■ **WHAT THIS TASK INVOLVES**: Every record here needs to be written out again exactly.

──────── DATASET RECORDS

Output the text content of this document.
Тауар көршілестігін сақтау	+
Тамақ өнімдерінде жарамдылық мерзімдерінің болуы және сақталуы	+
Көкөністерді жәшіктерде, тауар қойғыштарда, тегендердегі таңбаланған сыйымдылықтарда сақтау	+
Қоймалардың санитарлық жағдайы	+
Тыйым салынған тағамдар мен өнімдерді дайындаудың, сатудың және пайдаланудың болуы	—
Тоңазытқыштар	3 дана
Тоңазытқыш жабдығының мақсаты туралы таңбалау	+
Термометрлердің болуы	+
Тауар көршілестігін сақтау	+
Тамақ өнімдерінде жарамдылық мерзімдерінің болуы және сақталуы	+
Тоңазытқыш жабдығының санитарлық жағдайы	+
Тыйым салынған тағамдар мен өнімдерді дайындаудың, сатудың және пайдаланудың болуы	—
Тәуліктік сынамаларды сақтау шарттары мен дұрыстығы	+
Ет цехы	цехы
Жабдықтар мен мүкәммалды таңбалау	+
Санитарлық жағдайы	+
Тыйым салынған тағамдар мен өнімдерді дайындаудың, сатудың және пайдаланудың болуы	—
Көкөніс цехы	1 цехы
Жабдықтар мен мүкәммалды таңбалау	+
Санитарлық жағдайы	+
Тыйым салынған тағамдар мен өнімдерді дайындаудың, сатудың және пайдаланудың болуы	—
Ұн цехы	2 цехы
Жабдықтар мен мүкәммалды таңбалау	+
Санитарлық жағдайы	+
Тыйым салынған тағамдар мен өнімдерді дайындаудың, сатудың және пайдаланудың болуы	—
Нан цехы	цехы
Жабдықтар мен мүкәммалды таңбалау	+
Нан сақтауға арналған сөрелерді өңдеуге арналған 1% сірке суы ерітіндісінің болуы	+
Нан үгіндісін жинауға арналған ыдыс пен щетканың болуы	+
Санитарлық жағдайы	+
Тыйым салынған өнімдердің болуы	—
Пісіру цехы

────────────────

■ **RESPONSE FOR THIS EXERCISE**:
Output the text content of this document.
Тауар көршілестігін сақтау	+
Тамақ өнімдерінде жарамдылық мерзімдерінің болуы және сақталуы	+
Көкөністерді жәшіктерде, тауар қойғыштарда, тегендердегі таңбаланған сыйымдылықтарда сақтау	+
Қоймалардың санитарлық жағдайы	+
Тыйым салынған тағамдар мен өнімдерді дайындаудың, сатудың және пайдаланудың болуы	—
Тоңазытқыштар	3 дана
Тоңазытқыш жабдығының мақсаты туралы таңбалау	+
Термометрлердің болуы	+
Тауар көршілестігін сақтау	+
Тамақ өнімдерінде жарамдылық мерзімдерінің болуы және сақталуы	+
Тоңазытқыш жабдығының санитарлық жағдайы	+
Тыйым салынған тағамдар мен өнімдерді дайындаудың, сатудың және пайдаланудың болуы	—
Тәуліктік сынамаларды сақтау шарттары мен дұрыстығы	+
Ет цехы	цехы
Жабдықтар мен мүкәммалды таңбалау	+
Санитарлық жағдайы	+
Тыйым салынған тағамдар мен өнімдерді дайындаудың, сатудың және пайдаланудың болуы	—
Көкөніс цехы	1 цехы
Жабдықтар мен мүкәммалды таңбалау	+
Санитарлық жағдайы	+
Тыйым салынған тағамдар мен өнімдерді дайындаудың, сатудың және пайдаланудың болуы	—
Ұн цехы	2 цехы
Жабдықтар мен мүкәммалды таңбалау	+
Санитарлық жағдайы	+
Тыйым салынған тағамдар мен өнімдерді дайындаудың, сатудың және пайдаланудың болуы	—
Нан цехы	цехы
Жабдықтар мен мүкәммалды таңбалау	+
Нан сақтауға арналған сөрелерді өңдеуге арналған 1% сірке суы ерітіндісінің болуы	+
Нан үгіндісін жинауға арналған ыдыс пен щетканың болуы	+
Санитарлық жағдайы	+
Тыйым салынған өнімдердің болуы	—
Пісіру цехы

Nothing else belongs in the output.